▶ [Task description]
Count every line in the entries that contains "Cookies". Report that count alone.

▶ [Entries shown]
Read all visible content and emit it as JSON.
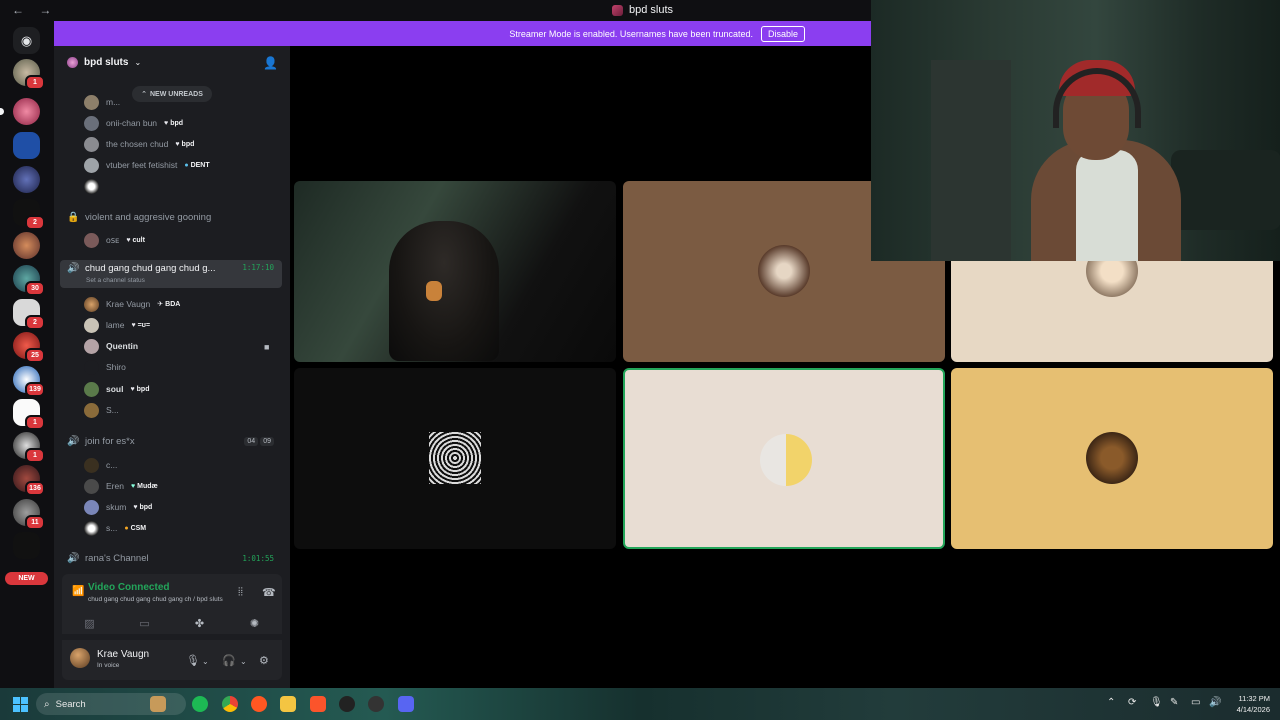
{
  "window": {
    "nav": "← →",
    "title": "bpd sluts"
  },
  "banner": {
    "message": "Streamer Mode is enabled. Usernames have been truncated.",
    "button": "Disable"
  },
  "guild_badges": [
    "1",
    "2",
    "30",
    "2",
    "25",
    "139",
    "1",
    "1",
    "136",
    "11"
  ],
  "guild_new": "NEW",
  "server": {
    "name": "bpd sluts",
    "chevron": "⌄",
    "new_unreads": "NEW UNREADS"
  },
  "members_top": [
    {
      "name": "m...",
      "tag": ""
    },
    {
      "name": "onii-chan bun",
      "tag": "bpd"
    },
    {
      "name": "the chosen chud",
      "tag": "bpd"
    },
    {
      "name": "vtuber feet fetishist",
      "tag": "DENT"
    }
  ],
  "channel_locked": {
    "name": "violent and aggresive gooning",
    "member": "cult",
    "member_name": "ᴏꜱᴇ"
  },
  "channel_active": {
    "name": "chud gang chud gang chud g...",
    "timer": "1:17:10",
    "status": "Set a channel status"
  },
  "active_members": [
    {
      "name": "Krae Vaugn",
      "tag": "BDA"
    },
    {
      "name": "lame",
      "tag": "=ʊ="
    },
    {
      "name": "Quentin",
      "tag": ""
    },
    {
      "name": "Shiro",
      "tag": ""
    },
    {
      "name": "soul",
      "tag": "bpd"
    },
    {
      "name": "S...",
      "tag": ""
    }
  ],
  "channel_join": {
    "name": "join for es*x",
    "count_a": "04",
    "count_b": "09"
  },
  "join_members": [
    {
      "name": "c...",
      "tag": ""
    },
    {
      "name": "Eren",
      "tag": "Mudæ"
    },
    {
      "name": "skum",
      "tag": "bpd"
    },
    {
      "name": "s...",
      "tag": "CSM"
    }
  ],
  "channel_rana": {
    "name": "rana's Channel",
    "timer": "1:01:55"
  },
  "voice": {
    "status": "Video Connected",
    "location": "chud gang chud gang chud gang ch / bpd sluts"
  },
  "user": {
    "name": "Krae Vaugn",
    "status": "In voice"
  },
  "taskbar": {
    "search": "Search",
    "time": "11:32 PM",
    "date": "4/14/2026"
  },
  "colors": {
    "accent": "#8b3ef0",
    "voice_green": "#23a55a",
    "mention_red": "#da373c"
  }
}
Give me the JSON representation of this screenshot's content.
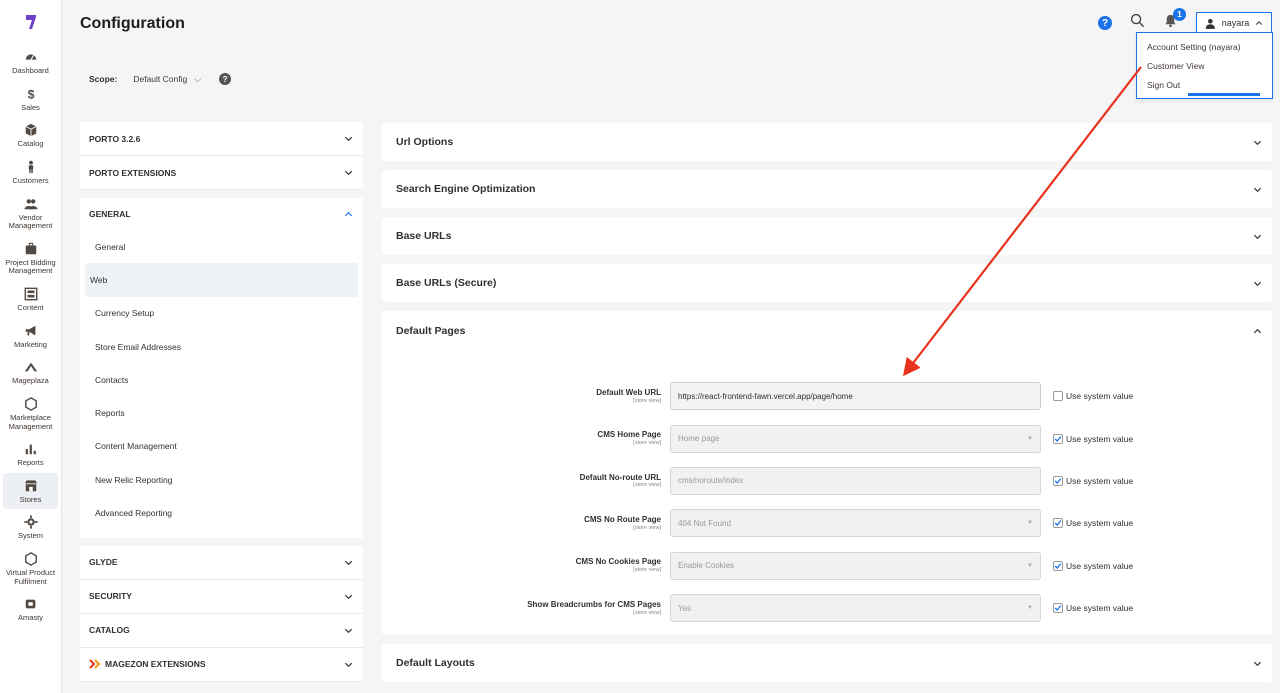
{
  "header": {
    "title": "Configuration",
    "notifications_count": "1",
    "user_name": "nayara"
  },
  "user_menu": {
    "items": [
      "Account Setting (nayara)",
      "Customer View",
      "Sign Out"
    ]
  },
  "scope": {
    "label": "Scope:",
    "value": "Default Config"
  },
  "sidebar": {
    "items": [
      {
        "label": "Dashboard",
        "icon": "dashboard-icon"
      },
      {
        "label": "Sales",
        "icon": "dollar-icon"
      },
      {
        "label": "Catalog",
        "icon": "box-icon"
      },
      {
        "label": "Customers",
        "icon": "person-icon"
      },
      {
        "label": "Vendor Management",
        "icon": "users-icon"
      },
      {
        "label": "Project Bidding Management",
        "icon": "briefcase-icon"
      },
      {
        "label": "Content",
        "icon": "layout-icon"
      },
      {
        "label": "Marketing",
        "icon": "megaphone-icon"
      },
      {
        "label": "Mageplaza",
        "icon": "mageplaza-icon"
      },
      {
        "label": "Marketplace Management",
        "icon": "hexagon-icon"
      },
      {
        "label": "Reports",
        "icon": "bar-chart-icon"
      },
      {
        "label": "Stores",
        "icon": "store-icon"
      },
      {
        "label": "System",
        "icon": "gear-icon"
      },
      {
        "label": "Virtual Product Fulfilment",
        "icon": "hexagon-icon"
      },
      {
        "label": "Amasty",
        "icon": "amasty-icon"
      }
    ]
  },
  "config_tabs": {
    "top_sections": [
      "PORTO 3.2.6",
      "PORTO EXTENSIONS"
    ],
    "general": {
      "title": "GENERAL",
      "items": [
        "General",
        "Web",
        "Currency Setup",
        "Store Email Addresses",
        "Contacts",
        "Reports",
        "Content Management",
        "New Relic Reporting",
        "Advanced Reporting"
      ],
      "active": "Web"
    },
    "bottom_sections": [
      "GLYDE",
      "SECURITY",
      "CATALOG",
      "MAGEZON EXTENSIONS"
    ]
  },
  "groups": {
    "collapsed_top": [
      "Url Options",
      "Search Engine Optimization",
      "Base URLs",
      "Base URLs (Secure)"
    ],
    "default_pages": {
      "title": "Default Pages",
      "rows": [
        {
          "label": "Default Web URL",
          "scope": "[store view]",
          "value": "https://react-frontend-fawn.vercel.app/page/home",
          "type": "text",
          "use_system": false
        },
        {
          "label": "CMS Home Page",
          "scope": "[store view]",
          "value": "Home page",
          "type": "select",
          "use_system": true
        },
        {
          "label": "Default No-route URL",
          "scope": "[store view]",
          "value": "cms/noroute/index",
          "type": "text",
          "use_system": true
        },
        {
          "label": "CMS No Route Page",
          "scope": "[store view]",
          "value": "404 Not Found",
          "type": "select",
          "use_system": true
        },
        {
          "label": "CMS No Cookies Page",
          "scope": "[store view]",
          "value": "Enable Cookies",
          "type": "select",
          "use_system": true
        },
        {
          "label": "Show Breadcrumbs for CMS Pages",
          "scope": "[store view]",
          "value": "Yes",
          "type": "select",
          "use_system": true
        }
      ],
      "use_system_label": "Use system value"
    },
    "collapsed_bottom": [
      "Default Layouts"
    ]
  },
  "colors": {
    "accent": "#1a73e8",
    "annotation_arrow": "#e8321c"
  }
}
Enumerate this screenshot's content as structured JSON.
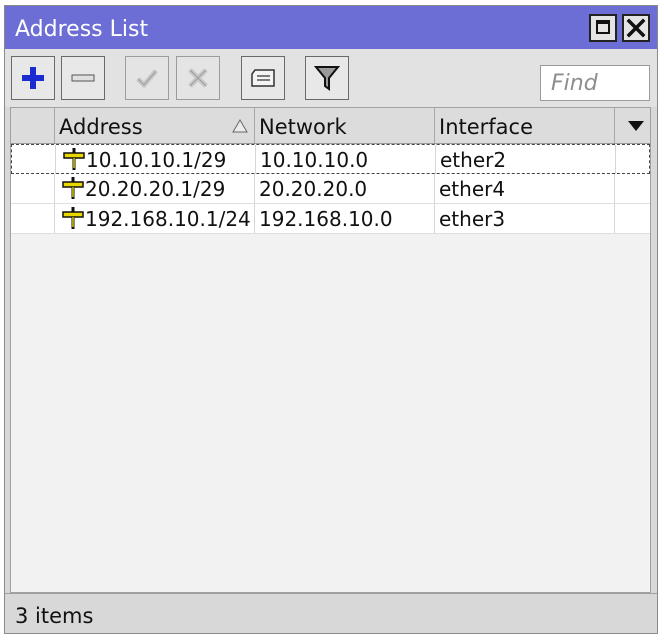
{
  "window": {
    "title": "Address List"
  },
  "toolbar": {
    "add": "add-icon",
    "remove": "remove-icon",
    "enable": "check-icon",
    "disable": "x-icon",
    "comment": "comment-icon",
    "filter": "filter-icon",
    "find_placeholder": "Find"
  },
  "table": {
    "columns": [
      "Address",
      "Network",
      "Interface"
    ],
    "rows": [
      {
        "address": "10.10.10.1/29",
        "network": "10.10.10.0",
        "interface": "ether2"
      },
      {
        "address": "20.20.20.1/29",
        "network": "20.20.20.0",
        "interface": "ether4"
      },
      {
        "address": "192.168.10.1/24",
        "network": "192.168.10.0",
        "interface": "ether3"
      }
    ]
  },
  "status": {
    "items": "3 items"
  },
  "colors": {
    "titlebar": "#6d6dd6",
    "add_icon": "#1a2bd0",
    "address_icon": "#e8d800"
  }
}
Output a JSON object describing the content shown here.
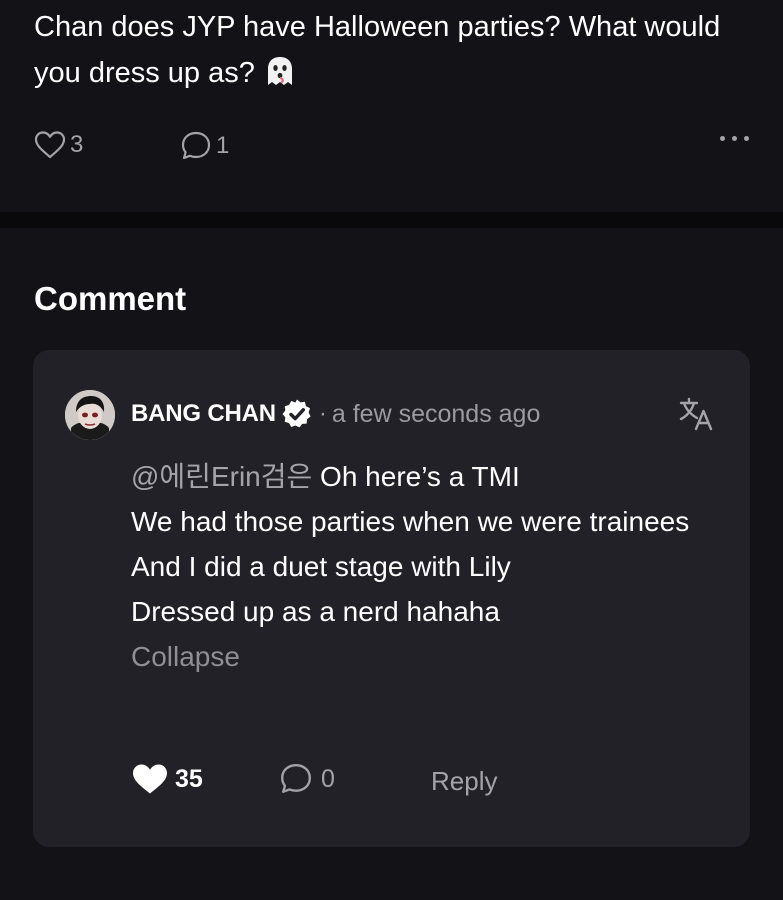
{
  "post": {
    "text": "Chan does JYP have Halloween parties? What would you dress up as?",
    "emoji_icon": "ghost-emoji",
    "likes": "3",
    "comments": "1",
    "more_icon": "more-horizontal-icon"
  },
  "section": {
    "title": "Comment"
  },
  "comment": {
    "author": "BANG CHAN",
    "verified_icon": "verified-badge-icon",
    "separator": "·",
    "timestamp": "a few seconds ago",
    "translate_icon": "translate-icon",
    "mention": "@에린Erin검은",
    "lines": [
      " Oh here’s a TMI",
      "We had those parties when we were trainees",
      "And I did a duet stage with Lily",
      "Dressed up as a nerd hahaha"
    ],
    "collapse_label": "Collapse",
    "likes": "35",
    "replies": "0",
    "reply_label": "Reply"
  },
  "colors": {
    "background": "#131217",
    "divider": "#09090b",
    "card": "#222127",
    "muted_text": "#a3a3a9",
    "text": "#ffffff"
  }
}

▶ [The solution]
2